[Start of section]

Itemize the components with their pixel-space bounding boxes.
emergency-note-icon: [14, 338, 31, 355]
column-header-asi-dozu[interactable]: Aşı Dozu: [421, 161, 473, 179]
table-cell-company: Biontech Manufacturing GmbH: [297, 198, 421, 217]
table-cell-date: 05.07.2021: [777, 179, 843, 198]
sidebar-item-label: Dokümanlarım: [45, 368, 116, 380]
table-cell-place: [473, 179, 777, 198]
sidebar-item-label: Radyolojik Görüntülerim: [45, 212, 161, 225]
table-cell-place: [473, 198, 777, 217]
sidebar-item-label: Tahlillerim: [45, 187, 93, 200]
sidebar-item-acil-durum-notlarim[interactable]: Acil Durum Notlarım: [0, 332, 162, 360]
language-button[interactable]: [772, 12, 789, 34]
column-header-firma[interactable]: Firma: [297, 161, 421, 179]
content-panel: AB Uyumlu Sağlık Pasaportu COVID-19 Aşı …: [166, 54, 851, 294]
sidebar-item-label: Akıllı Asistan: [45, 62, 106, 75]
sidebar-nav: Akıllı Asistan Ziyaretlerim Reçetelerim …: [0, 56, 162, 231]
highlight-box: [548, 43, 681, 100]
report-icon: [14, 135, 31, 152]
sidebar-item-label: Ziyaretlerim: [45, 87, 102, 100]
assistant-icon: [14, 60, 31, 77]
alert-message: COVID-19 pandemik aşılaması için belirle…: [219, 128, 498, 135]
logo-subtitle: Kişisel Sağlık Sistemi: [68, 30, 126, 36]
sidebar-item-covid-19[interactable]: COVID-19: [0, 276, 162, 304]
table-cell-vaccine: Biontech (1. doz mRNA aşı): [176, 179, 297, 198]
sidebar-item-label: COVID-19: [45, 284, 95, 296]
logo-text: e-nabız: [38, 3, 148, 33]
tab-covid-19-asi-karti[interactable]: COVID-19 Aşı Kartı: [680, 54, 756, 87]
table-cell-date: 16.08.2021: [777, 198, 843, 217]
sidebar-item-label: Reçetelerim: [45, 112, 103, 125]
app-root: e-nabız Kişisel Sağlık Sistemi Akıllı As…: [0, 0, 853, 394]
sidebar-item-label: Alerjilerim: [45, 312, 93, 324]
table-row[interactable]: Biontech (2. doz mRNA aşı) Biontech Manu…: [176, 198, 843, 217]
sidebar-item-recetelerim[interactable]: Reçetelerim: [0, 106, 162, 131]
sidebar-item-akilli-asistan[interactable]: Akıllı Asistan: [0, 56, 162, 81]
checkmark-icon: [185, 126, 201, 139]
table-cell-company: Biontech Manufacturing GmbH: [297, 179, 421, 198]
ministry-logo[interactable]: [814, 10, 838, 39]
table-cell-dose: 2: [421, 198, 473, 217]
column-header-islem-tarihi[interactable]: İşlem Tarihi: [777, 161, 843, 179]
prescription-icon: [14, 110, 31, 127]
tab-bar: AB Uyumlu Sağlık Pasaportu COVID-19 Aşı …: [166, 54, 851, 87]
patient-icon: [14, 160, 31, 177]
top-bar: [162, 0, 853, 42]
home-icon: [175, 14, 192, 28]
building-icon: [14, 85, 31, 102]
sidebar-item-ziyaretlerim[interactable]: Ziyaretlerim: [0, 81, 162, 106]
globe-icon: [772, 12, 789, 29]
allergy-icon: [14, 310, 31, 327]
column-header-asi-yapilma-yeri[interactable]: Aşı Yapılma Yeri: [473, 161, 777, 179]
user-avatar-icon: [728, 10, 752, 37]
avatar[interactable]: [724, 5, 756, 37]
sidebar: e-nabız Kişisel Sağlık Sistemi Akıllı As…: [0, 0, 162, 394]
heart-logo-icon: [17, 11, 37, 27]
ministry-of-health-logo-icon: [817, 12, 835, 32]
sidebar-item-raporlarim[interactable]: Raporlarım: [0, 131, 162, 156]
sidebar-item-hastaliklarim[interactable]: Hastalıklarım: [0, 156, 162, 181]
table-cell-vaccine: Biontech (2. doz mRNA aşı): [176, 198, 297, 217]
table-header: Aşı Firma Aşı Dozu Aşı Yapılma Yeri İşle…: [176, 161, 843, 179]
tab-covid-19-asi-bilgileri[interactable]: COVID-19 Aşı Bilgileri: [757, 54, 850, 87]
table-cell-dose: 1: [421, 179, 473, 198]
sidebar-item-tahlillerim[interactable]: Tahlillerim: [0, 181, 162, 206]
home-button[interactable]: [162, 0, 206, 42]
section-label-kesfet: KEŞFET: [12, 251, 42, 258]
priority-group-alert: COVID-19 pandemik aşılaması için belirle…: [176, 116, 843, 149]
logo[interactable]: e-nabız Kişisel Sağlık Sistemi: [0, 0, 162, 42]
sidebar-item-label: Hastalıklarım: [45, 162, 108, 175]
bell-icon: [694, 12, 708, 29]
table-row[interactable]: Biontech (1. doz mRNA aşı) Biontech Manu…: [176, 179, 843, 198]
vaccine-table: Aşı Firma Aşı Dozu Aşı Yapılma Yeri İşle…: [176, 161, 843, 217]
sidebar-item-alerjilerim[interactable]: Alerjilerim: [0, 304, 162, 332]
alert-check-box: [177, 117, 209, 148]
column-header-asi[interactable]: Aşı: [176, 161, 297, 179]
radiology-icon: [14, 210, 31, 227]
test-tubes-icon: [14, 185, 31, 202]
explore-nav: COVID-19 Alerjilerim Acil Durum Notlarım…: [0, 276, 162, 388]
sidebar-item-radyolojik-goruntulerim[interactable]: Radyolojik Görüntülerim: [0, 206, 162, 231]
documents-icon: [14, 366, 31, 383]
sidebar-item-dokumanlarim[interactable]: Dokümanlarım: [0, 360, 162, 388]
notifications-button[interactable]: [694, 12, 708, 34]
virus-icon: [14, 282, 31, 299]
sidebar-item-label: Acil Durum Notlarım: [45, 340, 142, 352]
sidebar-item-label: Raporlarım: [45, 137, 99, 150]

[End of section]

• **WHAT NEEDS TO BE DONE**
Go line by line through the records and copy those that contain the word "Yeri".

• **FINAL ANSWER**
column-header-asi-yapilma-yeri[interactable]: Aşı Yapılma Yeri: [473, 161, 777, 179]
table-header: Aşı Firma Aşı Dozu Aşı Yapılma Yeri İşle…: [176, 161, 843, 179]
vaccine-table: Aşı Firma Aşı Dozu Aşı Yapılma Yeri İşle…: [176, 161, 843, 217]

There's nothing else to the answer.